◆ SET EXERCISE:
Could you give the data below again, exactly and completely?

(Stored data)
<<<<
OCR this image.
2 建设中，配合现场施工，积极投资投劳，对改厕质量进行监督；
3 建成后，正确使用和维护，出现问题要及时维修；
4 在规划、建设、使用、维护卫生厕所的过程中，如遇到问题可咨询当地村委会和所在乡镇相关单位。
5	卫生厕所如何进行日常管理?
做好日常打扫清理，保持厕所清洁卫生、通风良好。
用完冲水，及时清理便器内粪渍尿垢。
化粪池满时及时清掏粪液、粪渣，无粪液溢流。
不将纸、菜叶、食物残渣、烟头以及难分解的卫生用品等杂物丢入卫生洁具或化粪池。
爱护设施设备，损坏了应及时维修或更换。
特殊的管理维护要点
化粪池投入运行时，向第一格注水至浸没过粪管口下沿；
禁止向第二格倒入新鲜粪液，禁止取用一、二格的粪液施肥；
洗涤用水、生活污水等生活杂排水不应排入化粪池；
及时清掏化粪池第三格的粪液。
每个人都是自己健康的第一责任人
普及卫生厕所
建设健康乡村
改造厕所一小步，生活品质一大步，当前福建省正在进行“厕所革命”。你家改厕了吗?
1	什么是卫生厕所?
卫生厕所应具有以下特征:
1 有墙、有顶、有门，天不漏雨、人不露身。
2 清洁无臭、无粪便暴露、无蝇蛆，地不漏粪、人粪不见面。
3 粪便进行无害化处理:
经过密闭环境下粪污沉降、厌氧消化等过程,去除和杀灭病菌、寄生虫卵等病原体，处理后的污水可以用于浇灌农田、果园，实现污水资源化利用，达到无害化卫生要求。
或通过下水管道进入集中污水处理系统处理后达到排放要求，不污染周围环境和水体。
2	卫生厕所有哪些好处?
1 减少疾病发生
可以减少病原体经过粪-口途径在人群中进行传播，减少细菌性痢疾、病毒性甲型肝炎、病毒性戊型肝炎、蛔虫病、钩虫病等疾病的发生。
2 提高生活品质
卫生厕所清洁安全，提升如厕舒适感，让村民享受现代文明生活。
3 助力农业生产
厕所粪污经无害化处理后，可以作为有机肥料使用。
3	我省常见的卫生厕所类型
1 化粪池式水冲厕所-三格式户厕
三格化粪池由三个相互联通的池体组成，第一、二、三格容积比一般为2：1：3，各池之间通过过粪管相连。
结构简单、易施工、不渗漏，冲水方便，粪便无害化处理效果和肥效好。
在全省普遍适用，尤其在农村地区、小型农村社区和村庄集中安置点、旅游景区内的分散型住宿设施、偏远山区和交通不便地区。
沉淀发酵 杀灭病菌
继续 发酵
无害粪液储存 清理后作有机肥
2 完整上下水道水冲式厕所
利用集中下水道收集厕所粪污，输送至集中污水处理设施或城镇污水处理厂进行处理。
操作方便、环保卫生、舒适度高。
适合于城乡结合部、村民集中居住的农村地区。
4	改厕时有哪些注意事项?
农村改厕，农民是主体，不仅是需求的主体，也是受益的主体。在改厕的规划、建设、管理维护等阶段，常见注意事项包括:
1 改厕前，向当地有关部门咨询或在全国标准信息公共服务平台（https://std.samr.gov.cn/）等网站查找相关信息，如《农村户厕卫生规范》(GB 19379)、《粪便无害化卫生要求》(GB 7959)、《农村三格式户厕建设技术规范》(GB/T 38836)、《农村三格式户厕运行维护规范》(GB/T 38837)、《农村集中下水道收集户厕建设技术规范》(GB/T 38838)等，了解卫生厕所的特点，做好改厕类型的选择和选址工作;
>>>>
◆ THE COMPLETED TASK:
OCR this image.
2 建设中，配合现场施工，积极投资投劳，对改厕质量进行监督；
3 建成后，正确使用和维护，出现问题要及时维修；
4 在规划、建设、使用、维护卫生厕所的过程中，如遇到问题可咨询当地村委会和所在乡镇相关单位。
5	卫生厕所如何进行日常管理?
做好日常打扫清理，保持厕所清洁卫生、通风良好。
用完冲水，及时清理便器内粪渍尿垢。
化粪池满时及时清掏粪液、粪渣，无粪液溢流。
不将纸、菜叶、食物残渣、烟头以及难分解的卫生用品等杂物丢入卫生洁具或化粪池。
爱护设施设备，损坏了应及时维修或更换。
特殊的管理维护要点
化粪池投入运行时，向第一格注水至浸没过粪管口下沿；
禁止向第二格倒入新鲜粪液，禁止取用一、二格的粪液施肥；
洗涤用水、生活污水等生活杂排水不应排入化粪池；
及时清掏化粪池第三格的粪液。
每个人都是自己健康的第一责任人
普及卫生厕所
建设健康乡村
改造厕所一小步，生活品质一大步，当前福建省正在进行“厕所革命”。你家改厕了吗?
1	什么是卫生厕所?
卫生厕所应具有以下特征:
1 有墙、有顶、有门，天不漏雨、人不露身。
2 清洁无臭、无粪便暴露、无蝇蛆，地不漏粪、人粪不见面。
3 粪便进行无害化处理:
经过密闭环境下粪污沉降、厌氧消化等过程,去除和杀灭病菌、寄生虫卵等病原体，处理后的污水可以用于浇灌农田、果园，实现污水资源化利用，达到无害化卫生要求。
或通过下水管道进入集中污水处理系统处理后达到排放要求，不污染周围环境和水体。
2	卫生厕所有哪些好处?
1 减少疾病发生
可以减少病原体经过粪-口途径在人群中进行传播，减少细菌性痢疾、病毒性甲型肝炎、病毒性戊型肝炎、蛔虫病、钩虫病等疾病的发生。
2 提高生活品质
卫生厕所清洁安全，提升如厕舒适感，让村民享受现代文明生活。
3 助力农业生产
厕所粪污经无害化处理后，可以作为有机肥料使用。
3	我省常见的卫生厕所类型
1 化粪池式水冲厕所-三格式户厕
三格化粪池由三个相互联通的池体组成，第一、二、三格容积比一般为2：1：3，各池之间通过过粪管相连。
结构简单、易施工、不渗漏，冲水方便，粪便无害化处理效果和肥效好。
在全省普遍适用，尤其在农村地区、小型农村社区和村庄集中安置点、旅游景区内的分散型住宿设施、偏远山区和交通不便地区。
沉淀发酵 杀灭病菌
继续 发酵
无害粪液储存 清理后作有机肥
2 完整上下水道水冲式厕所
利用集中下水道收集厕所粪污，输送至集中污水处理设施或城镇污水处理厂进行处理。
操作方便、环保卫生、舒适度高。
适合于城乡结合部、村民集中居住的农村地区。
4	改厕时有哪些注意事项?
农村改厕，农民是主体，不仅是需求的主体，也是受益的主体。在改厕的规划、建设、管理维护等阶段，常见注意事项包括:
1 改厕前，向当地有关部门咨询或在全国标准信息公共服务平台（https://std.samr.gov.cn/）等网站查找相关信息，如《农村户厕卫生规范》(GB 19379)、《粪便无害化卫生要求》(GB 7959)、《农村三格式户厕建设技术规范》(GB/T 38836)、《农村三格式户厕运行维护规范》(GB/T 38837)、《农村集中下水道收集户厕建设技术规范》(GB/T 38838)等，了解卫生厕所的特点，做好改厕类型的选择和选址工作;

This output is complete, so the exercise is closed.